Records from a data source:

..............................

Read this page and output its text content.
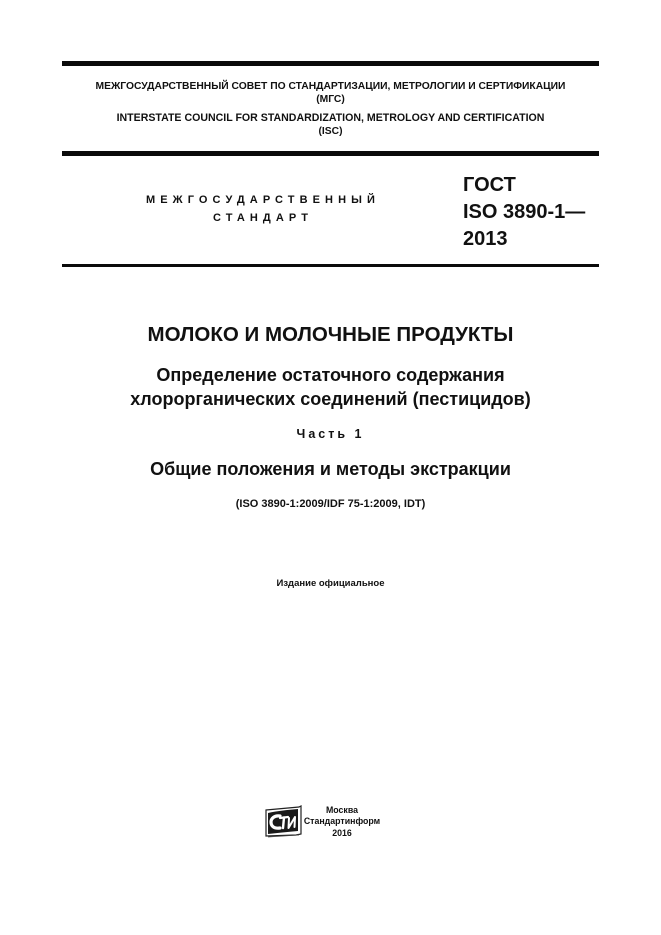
МЕЖГОСУДАРСТВЕННЫЙ СОВЕТ ПО СТАНДАРТИЗАЦИИ, МЕТРОЛОГИИ И СЕРТИФИКАЦИИ
(МГС)
INTERSTATE COUNCIL FOR STANDARDIZATION, METROLOGY AND CERTIFICATION
(ISC)
МЕЖГОСУДАРСТВЕННЫЙ
СТАНДАРТ
ГОСТ
ISO 3890-1—
2013
МОЛОКО И МОЛОЧНЫЕ ПРОДУКТЫ
Определение остаточного содержания
хлорорганических соединений (пестицидов)
Часть 1
Общие положения и методы экстракции
(ISO 3890-1:2009/IDF 75-1:2009, IDT)
Издание официальное
Москва
Стандартинформ
2016
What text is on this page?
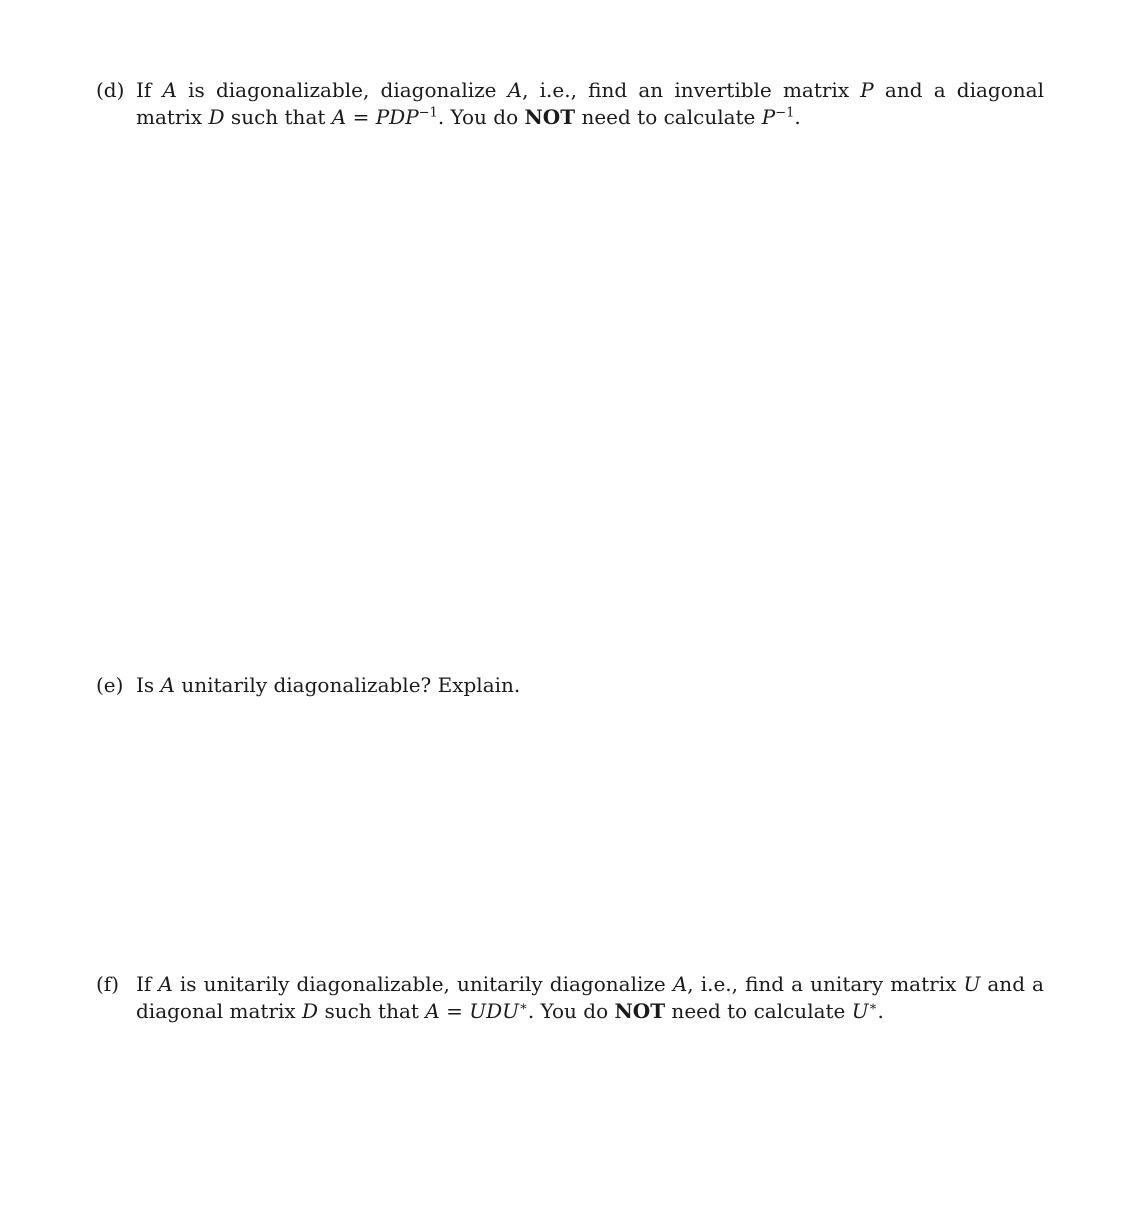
(d) If A is diagonalizable, diagonalize A, i.e., find an invertible matrix P and a diagonal matrix D such that $A = PDP^{-1}$. You do NOT need to calculate $P^{-1}$.
(e) Is A unitarily diagonalizable? Explain.
(f) If A is unitarily diagonalizable, unitarily diagonalize A, i.e., find a unitary matrix U and a diagonal matrix D such that A = UDU∗. You do NOT need to calculate U∗.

..............................

INSTRUCTIONS FOR THE TASK: Copy the whole listing above word for word but do not carry over the pictures.

SOLUTION FOR THIS EXERCISE:
Read this page and output its text content.
МЕЖГОСУДАРСТВЕННЫЙ СОВЕТ ПО СТАНДАРТИЗАЦИИ, МЕТРОЛОГИИ И СЕРТИФИКАЦИИ
(МГС)
INTERSTATE COUNCIL FOR STANDARDIZATION, METROLOGY AND CERTIFICATION
(ISC)
МЕЖГОСУДАРСТВЕННЫЙ
СТАНДАРТ
ГОСТ
ISO 3890-1—
2013
МОЛОКО И МОЛОЧНЫЕ ПРОДУКТЫ
Определение остаточного содержания
хлорорганических соединений (пестицидов)
Часть 1
Общие положения и методы экстракции
(ISO 3890-1:2009/IDF 75-1:2009, IDT)
Издание официальное
Москва
Стандартинформ
2016
What text is on this page?
(d) If A is diagonalizable, diagonalize A, i.e., find an invertible matrix P and a diagonal matrix D such that $A = PDP^{-1}$. You do NOT need to calculate $P^{-1}$.
(e) Is A unitarily diagonalizable? Explain.
(f) If A is unitarily diagonalizable, unitarily diagonalize A, i.e., find a unitary matrix U and a diagonal matrix D such that A = UDU∗. You do NOT need to calculate U∗.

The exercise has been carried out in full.